* DOCUMENT SECTION:

- Genre: Sitcom
- Created by: Derren Litten
- Written by: Derren Litten
- Directed by: Derren Litten
- Starring: Stephanie Cole; Catherine Tyldesley; Jason Manford; Rebekah Hinds; Steve Edge; Maggie Ollerenshaw; Harriet Webb; Gina Fillingham; Derren Litten; Claire Sweeney; Jake Canuso;
- Opening theme: Rotterdam (Or Anywhere)
- Country of origin: United Kingdom
- Original language: English
- No. of series: 1
- No. of episodes: 6

Production
- Producer: Gill Isles
- Production locations: Scarborough Greater Manchester
- Editor: Adam Windmill
- Camera setup: Single-camera
- Running time: 28 minutes
- Production company: BBC Studios

Original release
- Network: BBC One
- Release: 6 September – 11 October 2019

= Scarborough (TV series) =

British television series

Scarborough is a British television sitcom set in the North Yorkshire seaside town of Scarborough, England. The series was aired on BBC One, and revolves around the lives of a group of friends who regularly meet up in a pub for karaoke on a Friday night.

The series was written and directed by Derren Litten, who wrote the award-winning ITV series, Benidorm. In November 2019, Litten announced that the series had not been recommissioned for a second series.

==Synopsis==
Mike and Karen are in their late 30s and are giving their romance another go after a break of five years. Mike always wanted to be an entertainer, a career that kept him away from home which led to the demise of their relationship. Mike, Karen, their friends and colleagues, meet up on Friday nights to drink in the local pub and perform karaoke.

* INFORMATION SUPPLIED:
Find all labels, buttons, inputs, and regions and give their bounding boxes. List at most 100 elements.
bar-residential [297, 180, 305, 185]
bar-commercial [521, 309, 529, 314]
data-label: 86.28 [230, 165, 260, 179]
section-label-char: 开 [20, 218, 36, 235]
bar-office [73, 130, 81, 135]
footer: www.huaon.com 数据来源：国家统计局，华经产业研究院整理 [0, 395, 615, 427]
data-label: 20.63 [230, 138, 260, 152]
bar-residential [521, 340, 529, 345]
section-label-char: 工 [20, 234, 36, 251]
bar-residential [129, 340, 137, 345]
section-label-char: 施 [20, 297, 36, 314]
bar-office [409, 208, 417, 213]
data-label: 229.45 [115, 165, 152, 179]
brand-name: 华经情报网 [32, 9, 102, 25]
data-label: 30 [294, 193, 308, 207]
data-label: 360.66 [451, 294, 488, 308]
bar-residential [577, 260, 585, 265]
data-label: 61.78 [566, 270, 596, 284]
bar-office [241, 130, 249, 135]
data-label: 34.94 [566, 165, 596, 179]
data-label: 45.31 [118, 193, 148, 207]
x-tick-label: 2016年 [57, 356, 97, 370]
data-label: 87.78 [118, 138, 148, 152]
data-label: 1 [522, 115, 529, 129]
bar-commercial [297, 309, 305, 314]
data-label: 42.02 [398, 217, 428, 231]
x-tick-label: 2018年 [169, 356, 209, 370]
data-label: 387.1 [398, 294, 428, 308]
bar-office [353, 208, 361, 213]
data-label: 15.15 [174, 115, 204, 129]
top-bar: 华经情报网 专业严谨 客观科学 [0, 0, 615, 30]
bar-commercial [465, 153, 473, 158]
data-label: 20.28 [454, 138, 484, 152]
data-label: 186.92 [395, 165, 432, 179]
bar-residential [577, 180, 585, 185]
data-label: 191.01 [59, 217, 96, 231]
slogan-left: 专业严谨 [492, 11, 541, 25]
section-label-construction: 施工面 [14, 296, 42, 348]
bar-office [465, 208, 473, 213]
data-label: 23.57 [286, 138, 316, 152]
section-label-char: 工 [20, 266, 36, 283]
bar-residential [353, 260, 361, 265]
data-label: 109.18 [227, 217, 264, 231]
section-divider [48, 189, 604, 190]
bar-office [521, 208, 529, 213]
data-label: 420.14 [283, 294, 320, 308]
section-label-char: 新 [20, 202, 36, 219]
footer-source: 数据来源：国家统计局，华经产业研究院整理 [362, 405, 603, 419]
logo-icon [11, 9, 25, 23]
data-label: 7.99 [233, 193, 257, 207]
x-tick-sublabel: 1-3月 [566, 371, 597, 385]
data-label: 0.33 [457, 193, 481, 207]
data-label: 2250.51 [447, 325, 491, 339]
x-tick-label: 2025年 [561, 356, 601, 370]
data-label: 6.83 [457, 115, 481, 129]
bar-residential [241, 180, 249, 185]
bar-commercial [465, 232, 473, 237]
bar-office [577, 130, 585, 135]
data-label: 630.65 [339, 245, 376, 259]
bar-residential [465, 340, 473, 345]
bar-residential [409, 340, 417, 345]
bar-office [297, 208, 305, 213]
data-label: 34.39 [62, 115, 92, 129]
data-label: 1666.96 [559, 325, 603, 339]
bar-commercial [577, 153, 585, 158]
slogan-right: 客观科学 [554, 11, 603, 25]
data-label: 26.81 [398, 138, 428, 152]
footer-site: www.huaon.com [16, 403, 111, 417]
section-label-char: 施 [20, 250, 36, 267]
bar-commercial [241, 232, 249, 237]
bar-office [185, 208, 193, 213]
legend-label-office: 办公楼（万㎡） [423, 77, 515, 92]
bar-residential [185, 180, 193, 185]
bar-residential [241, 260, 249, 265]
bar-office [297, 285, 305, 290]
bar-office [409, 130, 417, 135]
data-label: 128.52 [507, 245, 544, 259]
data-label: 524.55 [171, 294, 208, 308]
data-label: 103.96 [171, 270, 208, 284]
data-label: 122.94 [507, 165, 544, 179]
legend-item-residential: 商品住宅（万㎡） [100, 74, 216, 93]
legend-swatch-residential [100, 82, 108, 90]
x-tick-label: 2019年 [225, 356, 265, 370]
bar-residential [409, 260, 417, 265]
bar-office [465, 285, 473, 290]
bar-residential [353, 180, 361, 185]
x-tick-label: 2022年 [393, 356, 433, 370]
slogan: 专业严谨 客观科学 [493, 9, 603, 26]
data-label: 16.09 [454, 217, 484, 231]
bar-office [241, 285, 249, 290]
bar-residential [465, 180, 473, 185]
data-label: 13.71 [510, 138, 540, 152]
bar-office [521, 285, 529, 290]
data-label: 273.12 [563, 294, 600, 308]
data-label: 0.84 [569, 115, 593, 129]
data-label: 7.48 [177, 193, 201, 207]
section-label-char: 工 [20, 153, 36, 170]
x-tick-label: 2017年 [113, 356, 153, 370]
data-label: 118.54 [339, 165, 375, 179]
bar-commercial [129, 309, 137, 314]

* WHAT YOU WILL DO:
(1) In the Scarborough sitcom article, transcribe the stretch from "Scarborough is a" through "a Friday night.".
(2) Condense the paragraph of the Scarborough sitcom article that begins "Mike and Karen are in their late 30s" into a shorter version that keeps its main facts.

* RESPONSES IN ORDER:
(1)
Scarborough is a British television sitcom set in the North Yorkshire seaside town of Scarborough, England. The series was aired on BBC One, and revolves around the lives of a group of friends who regularly meet up in a pub for karaoke on a Friday night.

(2) Mike and Karen, both in their late 30s, are trying their romance again after five years apart. Their relationship had ended because Mike's ambition to be an entertainer kept him away from home. On Friday nights they meet their friends and colleagues at the local pub to drink and sing karaoke.